- INPUT:
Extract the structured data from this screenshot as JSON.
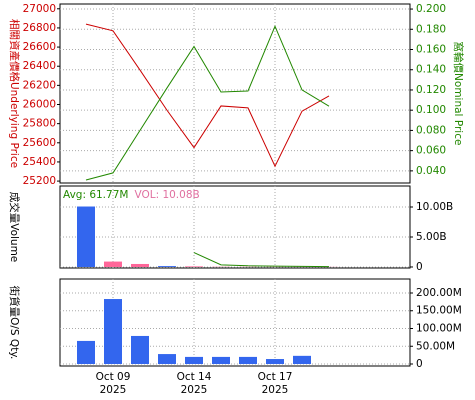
{
  "chart_data": [
    {
      "type": "line",
      "ylabel": "相關資產價格Underlying Price",
      "y2label": "窩輪價Nominal Price",
      "ylim": [
        25180,
        27050
      ],
      "yticks": [
        25200,
        25400,
        25600,
        25800,
        26000,
        26200,
        26400,
        26600,
        26800,
        27000
      ],
      "y2lim": [
        0.028,
        0.205
      ],
      "y2ticks": [
        {
          "value": 0.04,
          "label": "0.040"
        },
        {
          "value": 0.06,
          "label": "0.060"
        },
        {
          "value": 0.08,
          "label": "0.080"
        },
        {
          "value": 0.1,
          "label": "0.100"
        },
        {
          "value": 0.12,
          "label": "0.120"
        },
        {
          "value": 0.14,
          "label": "0.140"
        },
        {
          "value": 0.16,
          "label": "0.160"
        },
        {
          "value": 0.18,
          "label": "0.180"
        },
        {
          "value": 0.2,
          "label": "0.200"
        }
      ],
      "series": [
        {
          "name": "Underlying Price",
          "color": "#cc0000",
          "values": [
            26840,
            26770,
            26360,
            25940,
            25550,
            25985,
            25965,
            25355,
            25930,
            26090
          ]
        },
        {
          "name": "Nominal Price",
          "color": "#228800",
          "axis": "y2",
          "values": [
            0.031,
            0.038,
            0.08,
            0.122,
            0.163,
            0.118,
            0.119,
            0.183,
            0.12,
            0.104
          ]
        }
      ],
      "grid": true
    },
    {
      "type": "bar",
      "ylabel": "成交量Volume",
      "ylim": [
        -170000000,
        13500000000
      ],
      "yticks": [
        {
          "value": 0,
          "label": "0"
        },
        {
          "value": 5000000000,
          "label": "5.00B"
        },
        {
          "value": 10000000000,
          "label": "10.00B"
        }
      ],
      "annotations": [
        {
          "text": "Avg: 61.77M",
          "color": "#228800"
        },
        {
          "text": "VOL: 10.08B",
          "color": "#e070a0"
        }
      ],
      "values": [
        10080000000,
        900000000,
        500000000,
        150000000,
        100000000,
        40000000,
        30000000,
        20000000,
        20000000,
        20000000
      ],
      "colors": [
        "#3366ee",
        "#ff6699",
        "#ff6699",
        "#3366ee",
        "#ff6699",
        "#ff6699",
        "#ff6699",
        "#ff6699",
        "#ff6699",
        "#ff6699"
      ],
      "line": {
        "color": "#228800",
        "values": [
          null,
          null,
          null,
          null,
          2400000000,
          350000000,
          200000000,
          150000000,
          100000000,
          60000000
        ]
      },
      "grid": true
    },
    {
      "type": "bar",
      "ylabel": "街貨量O/S Qty.",
      "ylim": [
        -5600000,
        239400000
      ],
      "yticks": [
        {
          "value": 0,
          "label": "0"
        },
        {
          "value": 50000000,
          "label": "50.00M"
        },
        {
          "value": 100000000,
          "label": "100.00M"
        },
        {
          "value": 150000000,
          "label": "150.00M"
        },
        {
          "value": 200000000,
          "label": "200.00M"
        }
      ],
      "categories": [
        null,
        "Oct 09\n2025",
        null,
        null,
        "Oct 14\n2025",
        null,
        null,
        "Oct 17\n2025",
        null,
        null
      ],
      "values": [
        65000000,
        183000000,
        79000000,
        28000000,
        20000000,
        20000000,
        20000000,
        14000000,
        23000000,
        0
      ],
      "color": "#3366ee",
      "grid": true
    }
  ]
}
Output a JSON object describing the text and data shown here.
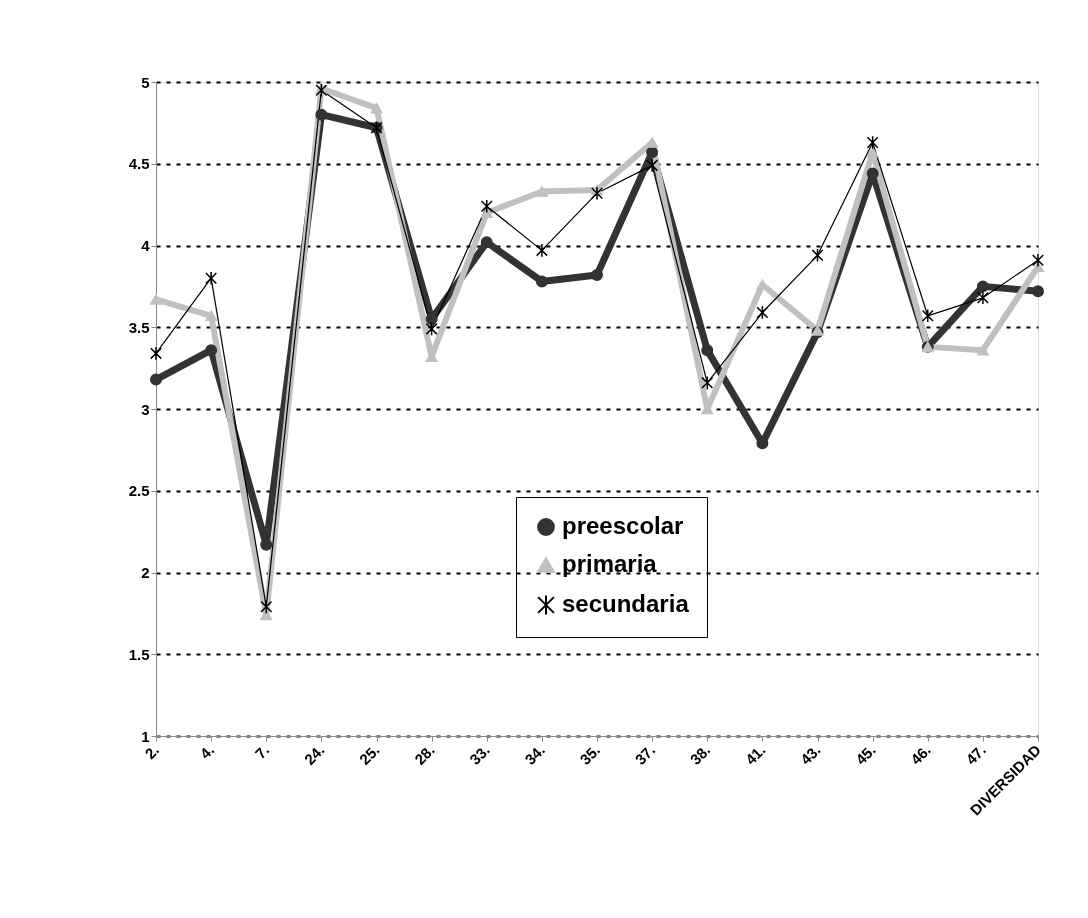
{
  "chart_data": {
    "type": "line",
    "categories": [
      "2.",
      "4.",
      "7.",
      "24.",
      "25.",
      "28.",
      "33.",
      "34.",
      "35.",
      "37.",
      "38.",
      "41.",
      "43.",
      "45.",
      "46.",
      "47.",
      "DIVERSIDAD"
    ],
    "series": [
      {
        "name": "preescolar",
        "color": "#333333",
        "marker": "circle",
        "values": [
          3.18,
          3.36,
          2.17,
          4.8,
          4.72,
          3.55,
          4.02,
          3.78,
          3.82,
          4.57,
          3.36,
          2.79,
          3.47,
          4.44,
          3.38,
          3.75,
          3.72
        ]
      },
      {
        "name": "primaria",
        "color": "#c0c0c0",
        "marker": "triangle",
        "values": [
          3.67,
          3.57,
          1.74,
          4.96,
          4.84,
          3.32,
          4.2,
          4.33,
          4.34,
          4.63,
          3.0,
          3.76,
          3.48,
          4.57,
          3.38,
          3.36,
          3.87
        ]
      },
      {
        "name": "secundaria",
        "color": "#000000",
        "marker": "cross",
        "values": [
          3.34,
          3.8,
          1.79,
          4.95,
          4.72,
          3.49,
          4.24,
          3.97,
          4.32,
          4.49,
          3.16,
          3.59,
          3.94,
          4.63,
          3.57,
          3.68,
          3.91
        ]
      }
    ],
    "ylim": [
      1,
      5
    ],
    "yticks": [
      1,
      1.5,
      2,
      2.5,
      3,
      3.5,
      4,
      4.5,
      5
    ],
    "grid": "y",
    "legend": "bottom"
  }
}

- EXERCISE REQUIREMENTS: Copy the material above exactly and drop the pictures.

- REPLY TO THE EXERCISE:
Extract the structured data from this screenshot as JSON.
{
  "chart_data": [
    {
      "type": "line",
      "ylabel": "相關資產價格Underlying Price",
      "y2label": "窩輪價Nominal Price",
      "ylim": [
        25180,
        27050
      ],
      "yticks": [
        25200,
        25400,
        25600,
        25800,
        26000,
        26200,
        26400,
        26600,
        26800,
        27000
      ],
      "y2lim": [
        0.028,
        0.205
      ],
      "y2ticks": [
        {
          "value": 0.04,
          "label": "0.040"
        },
        {
          "value": 0.06,
          "label": "0.060"
        },
        {
          "value": 0.08,
          "label": "0.080"
        },
        {
          "value": 0.1,
          "label": "0.100"
        },
        {
          "value": 0.12,
          "label": "0.120"
        },
        {
          "value": 0.14,
          "label": "0.140"
        },
        {
          "value": 0.16,
          "label": "0.160"
        },
        {
          "value": 0.18,
          "label": "0.180"
        },
        {
          "value": 0.2,
          "label": "0.200"
        }
      ],
      "series": [
        {
          "name": "Underlying Price",
          "color": "#cc0000",
          "values": [
            26840,
            26770,
            26360,
            25940,
            25550,
            25985,
            25965,
            25355,
            25930,
            26090
          ]
        },
        {
          "name": "Nominal Price",
          "color": "#228800",
          "axis": "y2",
          "values": [
            0.031,
            0.038,
            0.08,
            0.122,
            0.163,
            0.118,
            0.119,
            0.183,
            0.12,
            0.104
          ]
        }
      ],
      "grid": true
    },
    {
      "type": "bar",
      "ylabel": "成交量Volume",
      "ylim": [
        -170000000,
        13500000000
      ],
      "yticks": [
        {
          "value": 0,
          "label": "0"
        },
        {
          "value": 5000000000,
          "label": "5.00B"
        },
        {
          "value": 10000000000,
          "label": "10.00B"
        }
      ],
      "annotations": [
        {
          "text": "Avg: 61.77M",
          "color": "#228800"
        },
        {
          "text": "VOL: 10.08B",
          "color": "#e070a0"
        }
      ],
      "values": [
        10080000000,
        900000000,
        500000000,
        150000000,
        100000000,
        40000000,
        30000000,
        20000000,
        20000000,
        20000000
      ],
      "colors": [
        "#3366ee",
        "#ff6699",
        "#ff6699",
        "#3366ee",
        "#ff6699",
        "#ff6699",
        "#ff6699",
        "#ff6699",
        "#ff6699",
        "#ff6699"
      ],
      "line": {
        "color": "#228800",
        "values": [
          null,
          null,
          null,
          null,
          2400000000,
          350000000,
          200000000,
          150000000,
          100000000,
          60000000
        ]
      },
      "grid": true
    },
    {
      "type": "bar",
      "ylabel": "街貨量O/S Qty.",
      "ylim": [
        -5600000,
        239400000
      ],
      "yticks": [
        {
          "value": 0,
          "label": "0"
        },
        {
          "value": 50000000,
          "label": "50.00M"
        },
        {
          "value": 100000000,
          "label": "100.00M"
        },
        {
          "value": 150000000,
          "label": "150.00M"
        },
        {
          "value": 200000000,
          "label": "200.00M"
        }
      ],
      "categories": [
        null,
        "Oct 09\n2025",
        null,
        null,
        "Oct 14\n2025",
        null,
        null,
        "Oct 17\n2025",
        null,
        null
      ],
      "values": [
        65000000,
        183000000,
        79000000,
        28000000,
        20000000,
        20000000,
        20000000,
        14000000,
        23000000,
        0
      ],
      "color": "#3366ee",
      "grid": true
    }
  ]
}
Output a JSON object describing the text and data shown here.
{
  "chart_data": {
    "type": "line",
    "categories": [
      "2.",
      "4.",
      "7.",
      "24.",
      "25.",
      "28.",
      "33.",
      "34.",
      "35.",
      "37.",
      "38.",
      "41.",
      "43.",
      "45.",
      "46.",
      "47.",
      "DIVERSIDAD"
    ],
    "series": [
      {
        "name": "preescolar",
        "color": "#333333",
        "marker": "circle",
        "values": [
          3.18,
          3.36,
          2.17,
          4.8,
          4.72,
          3.55,
          4.02,
          3.78,
          3.82,
          4.57,
          3.36,
          2.79,
          3.47,
          4.44,
          3.38,
          3.75,
          3.72
        ]
      },
      {
        "name": "primaria",
        "color": "#c0c0c0",
        "marker": "triangle",
        "values": [
          3.67,
          3.57,
          1.74,
          4.96,
          4.84,
          3.32,
          4.2,
          4.33,
          4.34,
          4.63,
          3.0,
          3.76,
          3.48,
          4.57,
          3.38,
          3.36,
          3.87
        ]
      },
      {
        "name": "secundaria",
        "color": "#000000",
        "marker": "cross",
        "values": [
          3.34,
          3.8,
          1.79,
          4.95,
          4.72,
          3.49,
          4.24,
          3.97,
          4.32,
          4.49,
          3.16,
          3.59,
          3.94,
          4.63,
          3.57,
          3.68,
          3.91
        ]
      }
    ],
    "ylim": [
      1,
      5
    ],
    "yticks": [
      1,
      1.5,
      2,
      2.5,
      3,
      3.5,
      4,
      4.5,
      5
    ],
    "grid": "y",
    "legend": "bottom"
  }
}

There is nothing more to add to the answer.